BEGIN Listing
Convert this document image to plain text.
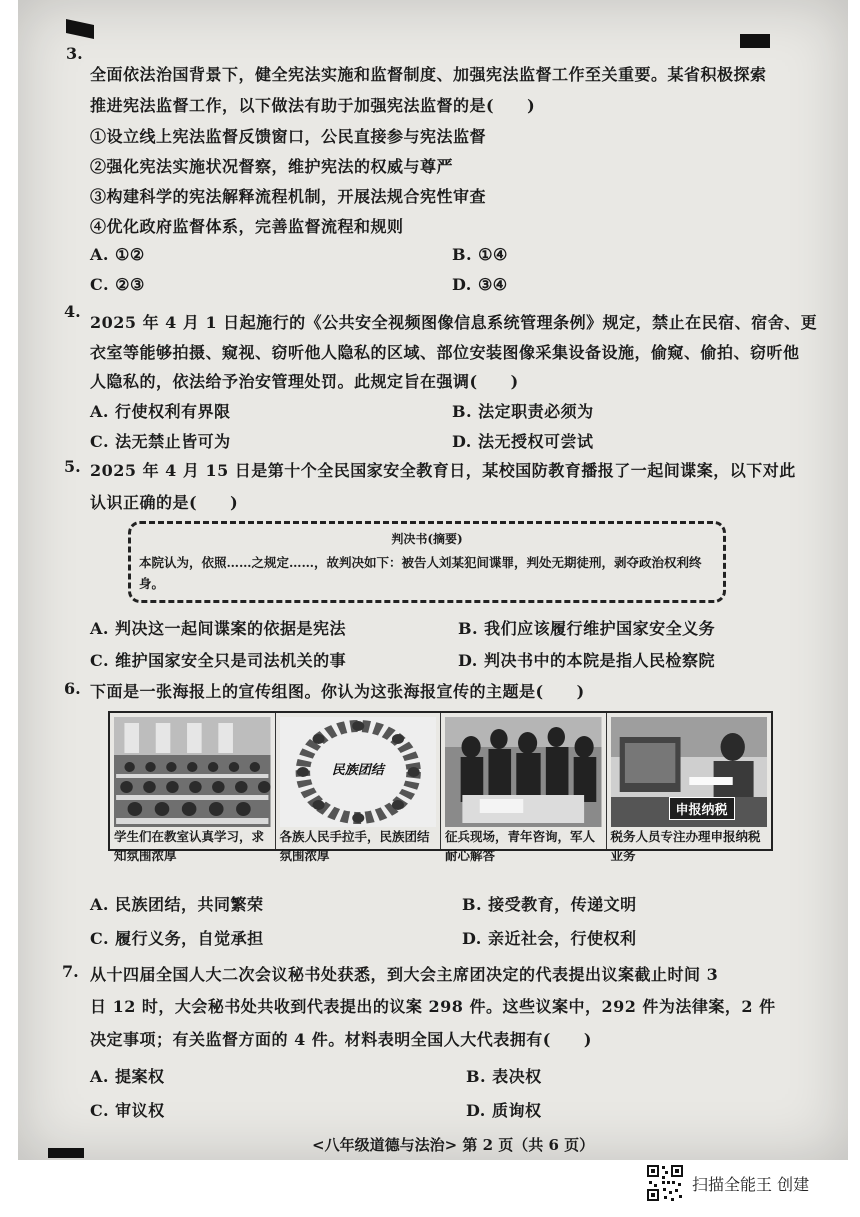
3.
全面依法治国背景下，健全宪法实施和监督制度、加强宪法监督工作至关重要。某省积极探索
推进宪法监督工作，以下做法有助于加强宪法监督的是(　　)
①设立线上宪法监督反馈窗口，公民直接参与宪法监督
②强化宪法实施状况督察，维护宪法的权威与尊严
③构建科学的宪法解释流程机制，开展法规合宪性审查
④优化政府监督体系，完善监督流程和规则
A. ①②	B. ①④
C. ②③	D. ③④
4.
2025 年 4 月 1 日起施行的《公共安全视频图像信息系统管理条例》规定，禁止在民宿、宿舍、更
衣室等能够拍摄、窥视、窃听他人隐私的区域、部位安装图像采集设备设施，偷窥、偷拍、窃听他
人隐私的，依法给予治安管理处罚。此规定旨在强调(　　)
A. 行使权利有界限	B. 法定职责必须为
C. 法无禁止皆可为	D. 法无授权可尝试
5. 2025 年 4 月 15 日是第十个全民国家安全教育日，某校国防教育播报了一起间谍案，以下对此
认识正确的是(　　)
判决书(摘要)
本院认为，依照……之规定……，故判决如下：被告人刘某犯间谍罪，判处无期徒刑，剥夺政治权利终身。
A. 判决这一起间谍案的依据是宪法	B. 我们应该履行维护国家安全义务
C. 维护国家安全只是司法机关的事	D. 判决书中的本院是指人民检察院
6. 下面是一张海报上的宣传组图。你认为这张海报宣传的主题是(　　)
学生们在教室认真学习，求知氛围浓厚
民族团结
各族人民手拉手，民族团结氛围浓厚
征兵现场，青年咨询，军人耐心解答
申报纳税
税务人员专注办理申报纳税业务
A. 民族团结，共同繁荣	B. 接受教育，传递文明
C. 履行义务，自觉承担	D. 亲近社会，行使权利
7. 从十四届全国人大二次会议秘书处获悉，到大会主席团决定的代表提出议案截止时间 3
日 12 时，大会秘书处共收到代表提出的议案 298 件。这些议案中，292 件为法律案，2 件
决定事项；有关监督方面的 4 件。材料表明全国人大代表拥有(　　)
A. 提案权	B. 表决权
C. 审议权	D. 质询权
<八年级道德与法治> 第 2 页（共 6 页）
扫描全能王 创建
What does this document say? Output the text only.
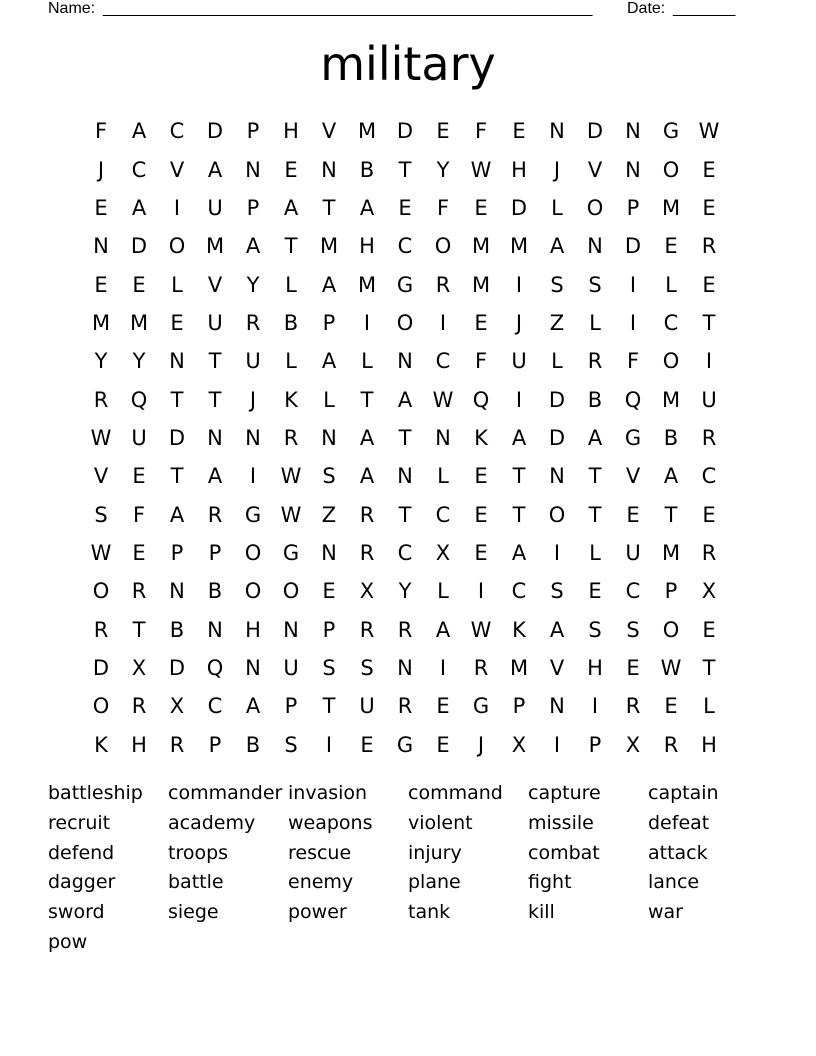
Name: _______________________________________________________ Date: _______
military
F	A	C	D	P	H	V	M D	E	F	E	N	D	N	G W
J	C	V	A	N	E	N	B	T	Y	W H	J	V	N	O	E
E	A	I	U	P	A	T	A	E	F	E	D	L	O	P	M	E
N	D	O M	A	T	M	H	C	O M M	A	N	D	E	R
E	E	L	V	Y	L	A	M G	R	M	I	S	S	I	L	E
M M	E	U	R	B	P	I	O	I	E	J	Z	L	I	C	T
Y	Y	N	T	U	L	A	L	N	C	F	U	L	R	F	O	I
R	Q	T	T	J	K	L	T	A W Q	I	D	B	Q M	U
W U	D	N	N	R	N	A	T	N	K	A	D	A	G	B	R
V	E	T	A	I	W S	A	N	L	E	T	N	T	V	A	C
S	F	A	R	G W Z	R	T	C	E	T	O	T	E	T	E
W E	P	P	O	G	N	R	C	X	E	A	I	L	U	M	R
O	R	N	B	O	O	E	X	Y	L	I	C	S	E	C	P	X
R	T	B	N	H	N	P	R	R	A W K	A	S	S	O	E
D	X	D	Q	N	U	S	S	N	I	R	M	V	H	E W	T
O	R	X	C	A	P	T	U	R	E	G	P	N	I	R	E	L
K	H	R	P	B	S	I	E	G	E	J	X	I	P	X	R	H
battleship	commander invasion	command	capture	captain
recruit	academy	weapons	violent	missile	defeat
defend	troops	rescue	injury	combat	attack
dagger	battle	enemy	plane	fight	lance
sword	siege	power	tank	kill	war
pow
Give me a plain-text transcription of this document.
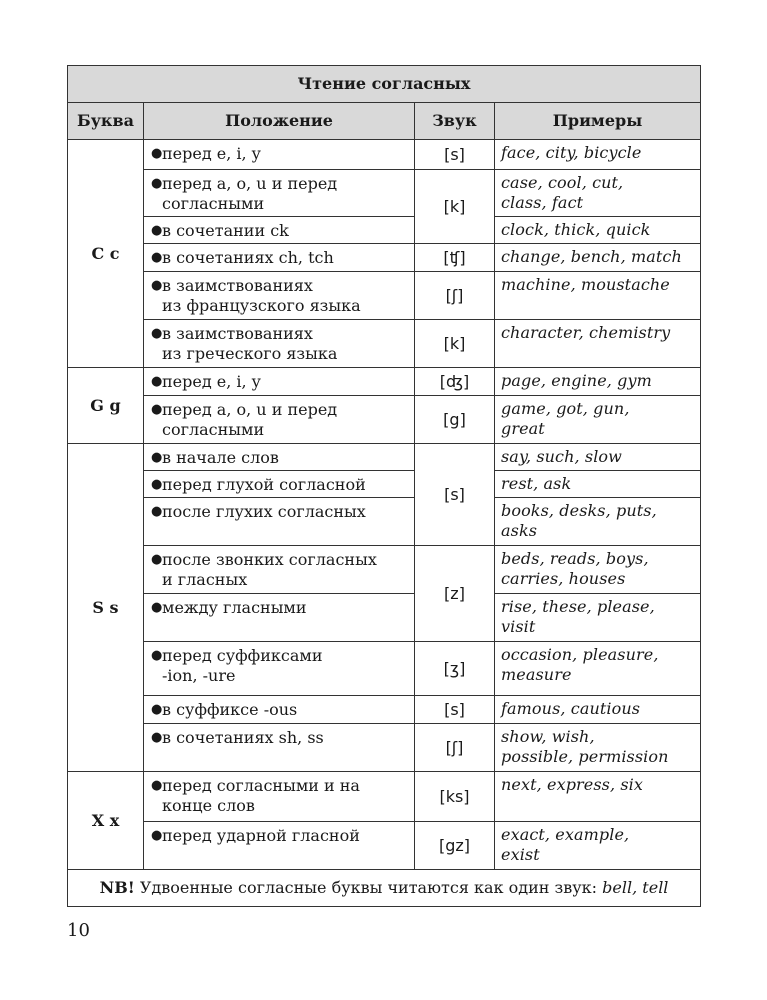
Чтение согласных			
Буква	Положение	Звук	Примеры
C c	● перед e, i, y	[s]	face, city, bicycle

	● перед a, o, u и перед
согласными	[k]	case, cool, cut,
class, fact

	● в сочетании ck		clock, thick, quick

	● в сочетаниях ch, tch	[ʧ]	change, bench, match

	● в заимствованиях
из французского языка	[ʃ]	machine, moustache

	● в заимствованиях
из греческого языка	[k]	character, chemistry
G g	● перед e, i, y	[ʤ]	page, engine, gym

	● перед a, o, u и перед
согласными	[g]	game, got, gun,
great
S s	● в начале слов	[s]	say, such, slow

	● перед глухой согласной		rest, ask

	● после глухих согласных		books, desks, puts,
asks

	● после звонких согласных
и гласных	[z]	beds, reads, boys,
carries, houses

	● между гласными		rise, these, please,
visit

	● перед суффиксами
-ion, -ure	[ʒ]	occasion, pleasure,
measure

	● в суффиксе -ous	[s]	famous, cautious

	● в сочетаниях sh, ss	[ʃ]	show, wish,
possible, permission
X x	● перед согласными и на
конце слов	[ks]	next, express, six

	● перед ударной гласной	[gz]	exact, example,
exist
NB! Удвоенные согласные буквы читаются как один звук: bell, tell			
10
END Listing
What to work on:
Without the pictures, write out all of the material exactly.

Answer to the problem:
Convert this document image to plain text.
3.
全面依法治国背景下，健全宪法实施和监督制度、加强宪法监督工作至关重要。某省积极探索
推进宪法监督工作，以下做法有助于加强宪法监督的是(　　)
①设立线上宪法监督反馈窗口，公民直接参与宪法监督
②强化宪法实施状况督察，维护宪法的权威与尊严
③构建科学的宪法解释流程机制，开展法规合宪性审查
④优化政府监督体系，完善监督流程和规则
A. ①②	B. ①④
C. ②③	D. ③④
4.
2025 年 4 月 1 日起施行的《公共安全视频图像信息系统管理条例》规定，禁止在民宿、宿舍、更
衣室等能够拍摄、窥视、窃听他人隐私的区域、部位安装图像采集设备设施，偷窥、偷拍、窃听他
人隐私的，依法给予治安管理处罚。此规定旨在强调(　　)
A. 行使权利有界限	B. 法定职责必须为
C. 法无禁止皆可为	D. 法无授权可尝试
5. 2025 年 4 月 15 日是第十个全民国家安全教育日，某校国防教育播报了一起间谍案，以下对此
认识正确的是(　　)
判决书(摘要)
本院认为，依照……之规定……，故判决如下：被告人刘某犯间谍罪，判处无期徒刑，剥夺政治权利终身。
A. 判决这一起间谍案的依据是宪法	B. 我们应该履行维护国家安全义务
C. 维护国家安全只是司法机关的事	D. 判决书中的本院是指人民检察院
6. 下面是一张海报上的宣传组图。你认为这张海报宣传的主题是(　　)
学生们在教室认真学习，求知氛围浓厚
民族团结
各族人民手拉手，民族团结氛围浓厚
征兵现场，青年咨询，军人耐心解答
申报纳税
税务人员专注办理申报纳税业务
A. 民族团结，共同繁荣	B. 接受教育，传递文明
C. 履行义务，自觉承担	D. 亲近社会，行使权利
7. 从十四届全国人大二次会议秘书处获悉，到大会主席团决定的代表提出议案截止时间 3
日 12 时，大会秘书处共收到代表提出的议案 298 件。这些议案中，292 件为法律案，2 件
决定事项；有关监督方面的 4 件。材料表明全国人大代表拥有(　　)
A. 提案权	B. 表决权
C. 审议权	D. 质询权
<八年级道德与法治> 第 2 页（共 6 页）
扫描全能王 创建
What does this document say? Output the text only.
Name: _______________________________________________________ Date: _______
military
F	A	C	D	P	H	V	M D	E	F	E	N	D	N	G W
J	C	V	A	N	E	N	B	T	Y	W H	J	V	N	O	E
E	A	I	U	P	A	T	A	E	F	E	D	L	O	P	M	E
N	D	O M	A	T	M	H	C	O M M	A	N	D	E	R
E	E	L	V	Y	L	A	M G	R	M	I	S	S	I	L	E
M M	E	U	R	B	P	I	O	I	E	J	Z	L	I	C	T
Y	Y	N	T	U	L	A	L	N	C	F	U	L	R	F	O	I
R	Q	T	T	J	K	L	T	A W Q	I	D	B	Q M	U
W U	D	N	N	R	N	A	T	N	K	A	D	A	G	B	R
V	E	T	A	I	W S	A	N	L	E	T	N	T	V	A	C
S	F	A	R	G W Z	R	T	C	E	T	O	T	E	T	E
W E	P	P	O	G	N	R	C	X	E	A	I	L	U	M	R
O	R	N	B	O	O	E	X	Y	L	I	C	S	E	C	P	X
R	T	B	N	H	N	P	R	R	A W K	A	S	S	O	E
D	X	D	Q	N	U	S	S	N	I	R	M	V	H	E W	T
O	R	X	C	A	P	T	U	R	E	G	P	N	I	R	E	L
K	H	R	P	B	S	I	E	G	E	J	X	I	P	X	R	H
battleship	commander invasion	command	capture	captain
recruit	academy	weapons	violent	missile	defeat
defend	troops	rescue	injury	combat	attack
dagger	battle	enemy	plane	fight	lance
sword	siege	power	tank	kill	war
pow
Give me a plain-text transcription of this document.
Чтение согласных			
Буква	Положение	Звук	Примеры
C c	● перед e, i, y	[s]	face, city, bicycle

	● перед a, o, u и перед
согласными	[k]	case, cool, cut,
class, fact

	● в сочетании ck		clock, thick, quick

	● в сочетаниях ch, tch	[ʧ]	change, bench, match

	● в заимствованиях
из французского языка	[ʃ]	machine, moustache

	● в заимствованиях
из греческого языка	[k]	character, chemistry
G g	● перед e, i, y	[ʤ]	page, engine, gym

	● перед a, o, u и перед
согласными	[g]	game, got, gun,
great
S s	● в начале слов	[s]	say, such, slow

	● перед глухой согласной		rest, ask

	● после глухих согласных		books, desks, puts,
asks

	● после звонких согласных
и гласных	[z]	beds, reads, boys,
carries, houses

	● между гласными		rise, these, please,
visit

	● перед суффиксами
-ion, -ure	[ʒ]	occasion, pleasure,
measure

	● в суффиксе -ous	[s]	famous, cautious

	● в сочетаниях sh, ss	[ʃ]	show, wish,
possible, permission
X x	● перед согласными и на
конце слов	[ks]	next, express, six

	● перед ударной гласной	[gz]	exact, example,
exist
NB! Удвоенные согласные буквы читаются как один звук: bell, tell			
10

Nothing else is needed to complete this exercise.